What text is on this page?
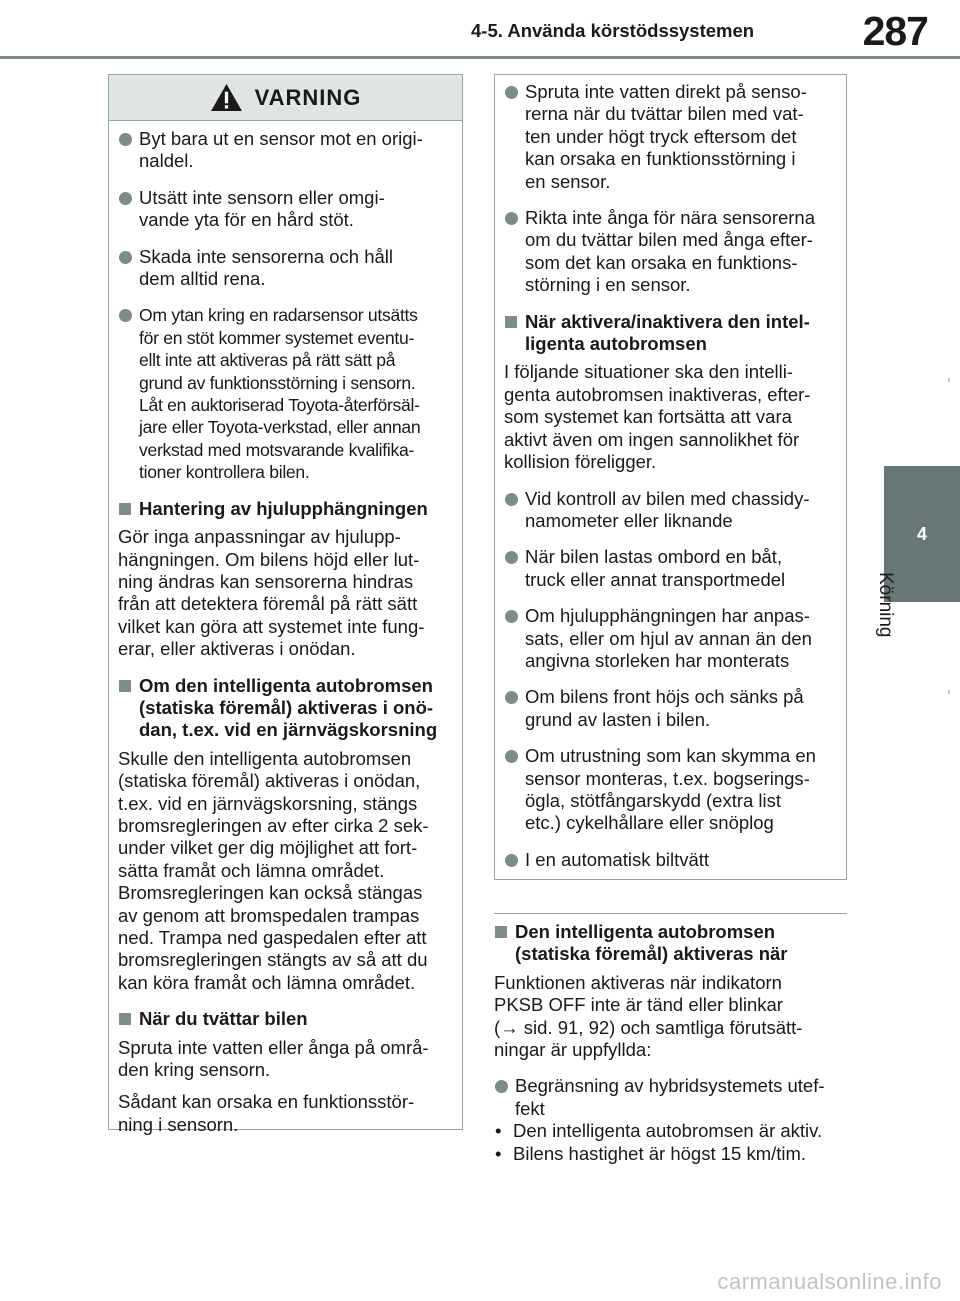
4-5. Använda körstödssystemen	287
4
Körning
VARNING
Byt bara ut en sensor mot en origi-
naldel.
Utsätt inte sensorn eller omgi-
vande yta för en hård stöt.
Skada inte sensorerna och håll
dem alltid rena.
Om ytan kring en radarsensor utsätts
för en stöt kommer systemet eventu-
ellt inte att aktiveras på rätt sätt på
grund av funktionsstörning i sensorn.
Låt en auktoriserad Toyota-återförsäl-
jare eller Toyota-verkstad, eller annan
verkstad med motsvarande kvalifika-
tioner kontrollera bilen.
Hantering av hjulupphängningen
Gör inga anpassningar av hjulupp-
hängningen. Om bilens höjd eller lut-
ning ändras kan sensorerna hindras
från att detektera föremål på rätt sätt
vilket kan göra att systemet inte fung-
erar, eller aktiveras i onödan.
Om den intelligenta autobromsen
(statiska föremål) aktiveras i onö-
dan, t.ex. vid en järnvägskorsning
Skulle den intelligenta autobromsen
(statiska föremål) aktiveras i onödan,
t.ex. vid en järnvägskorsning, stängs
bromsregleringen av efter cirka 2 sek-
under vilket ger dig möjlighet att fort-
sätta framåt och lämna området.
Bromsregleringen kan också stängas
av genom att bromspedalen trampas
ned. Trampa ned gaspedalen efter att
bromsregleringen stängts av så att du
kan köra framåt och lämna området.
När du tvättar bilen
Spruta inte vatten eller ånga på områ-
den kring sensorn.
Sådant kan orsaka en funktionsstör-
ning i sensorn.
Spruta inte vatten direkt på senso-
rerna när du tvättar bilen med vat-
ten under högt tryck eftersom det
kan orsaka en funktionsstörning i
en sensor.
Rikta inte ånga för nära sensorerna
om du tvättar bilen med ånga efter-
som det kan orsaka en funktions-
störning i en sensor.
När aktivera/inaktivera den intel-
ligenta autobromsen
I följande situationer ska den intelli-
genta autobromsen inaktiveras, efter-
som systemet kan fortsätta att vara
aktivt även om ingen sannolikhet för
kollision föreligger.
Vid kontroll av bilen med chassidy-
namometer eller liknande
När bilen lastas ombord en båt,
truck eller annat transportmedel
Om hjulupphängningen har anpas-
sats, eller om hjul av annan än den
angivna storleken har monterats
Om bilens front höjs och sänks på
grund av lasten i bilen.
Om utrustning som kan skymma en
sensor monteras, t.ex. bogserings-
ögla, stötfångarskydd (extra list
etc.) cykelhållare eller snöplog
I en automatisk biltvätt
Den intelligenta autobromsen
(statiska föremål) aktiveras när
Funktionen aktiveras när indikatorn
PKSB OFF inte är tänd eller blinkar
(→ sid. 91, 92) och samtliga förutsätt-
ningar är uppfyllda:
Begränsning av hybridsystemets utef-
fekt
• Den intelligenta autobromsen är aktiv.
• Bilens hastighet är högst 15 km/tim.
carmanualsonline.info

:: PROBLEM DESCRIPTION ::
Your answer must be the records above, copied exactly, with no pictures.

:: SOLUTION FOR THIS PROBLEM ::
What text is on this page?
4-5. Använda körstödssystemen	287
4
Körning
VARNING
Byt bara ut en sensor mot en origi-
naldel.
Utsätt inte sensorn eller omgi-
vande yta för en hård stöt.
Skada inte sensorerna och håll
dem alltid rena.
Om ytan kring en radarsensor utsätts
för en stöt kommer systemet eventu-
ellt inte att aktiveras på rätt sätt på
grund av funktionsstörning i sensorn.
Låt en auktoriserad Toyota-återförsäl-
jare eller Toyota-verkstad, eller annan
verkstad med motsvarande kvalifika-
tioner kontrollera bilen.
Hantering av hjulupphängningen
Gör inga anpassningar av hjulupp-
hängningen. Om bilens höjd eller lut-
ning ändras kan sensorerna hindras
från att detektera föremål på rätt sätt
vilket kan göra att systemet inte fung-
erar, eller aktiveras i onödan.
Om den intelligenta autobromsen
(statiska föremål) aktiveras i onö-
dan, t.ex. vid en järnvägskorsning
Skulle den intelligenta autobromsen
(statiska föremål) aktiveras i onödan,
t.ex. vid en järnvägskorsning, stängs
bromsregleringen av efter cirka 2 sek-
under vilket ger dig möjlighet att fort-
sätta framåt och lämna området.
Bromsregleringen kan också stängas
av genom att bromspedalen trampas
ned. Trampa ned gaspedalen efter att
bromsregleringen stängts av så att du
kan köra framåt och lämna området.
När du tvättar bilen
Spruta inte vatten eller ånga på områ-
den kring sensorn.
Sådant kan orsaka en funktionsstör-
ning i sensorn.
Spruta inte vatten direkt på senso-
rerna när du tvättar bilen med vat-
ten under högt tryck eftersom det
kan orsaka en funktionsstörning i
en sensor.
Rikta inte ånga för nära sensorerna
om du tvättar bilen med ånga efter-
som det kan orsaka en funktions-
störning i en sensor.
När aktivera/inaktivera den intel-
ligenta autobromsen
I följande situationer ska den intelli-
genta autobromsen inaktiveras, efter-
som systemet kan fortsätta att vara
aktivt även om ingen sannolikhet för
kollision föreligger.
Vid kontroll av bilen med chassidy-
namometer eller liknande
När bilen lastas ombord en båt,
truck eller annat transportmedel
Om hjulupphängningen har anpas-
sats, eller om hjul av annan än den
angivna storleken har monterats
Om bilens front höjs och sänks på
grund av lasten i bilen.
Om utrustning som kan skymma en
sensor monteras, t.ex. bogserings-
ögla, stötfångarskydd (extra list
etc.) cykelhållare eller snöplog
I en automatisk biltvätt
Den intelligenta autobromsen
(statiska föremål) aktiveras när
Funktionen aktiveras när indikatorn
PKSB OFF inte är tänd eller blinkar
(→ sid. 91, 92) och samtliga förutsätt-
ningar är uppfyllda:
Begränsning av hybridsystemets utef-
fekt
• Den intelligenta autobromsen är aktiv.
• Bilens hastighet är högst 15 km/tim.
carmanualsonline.info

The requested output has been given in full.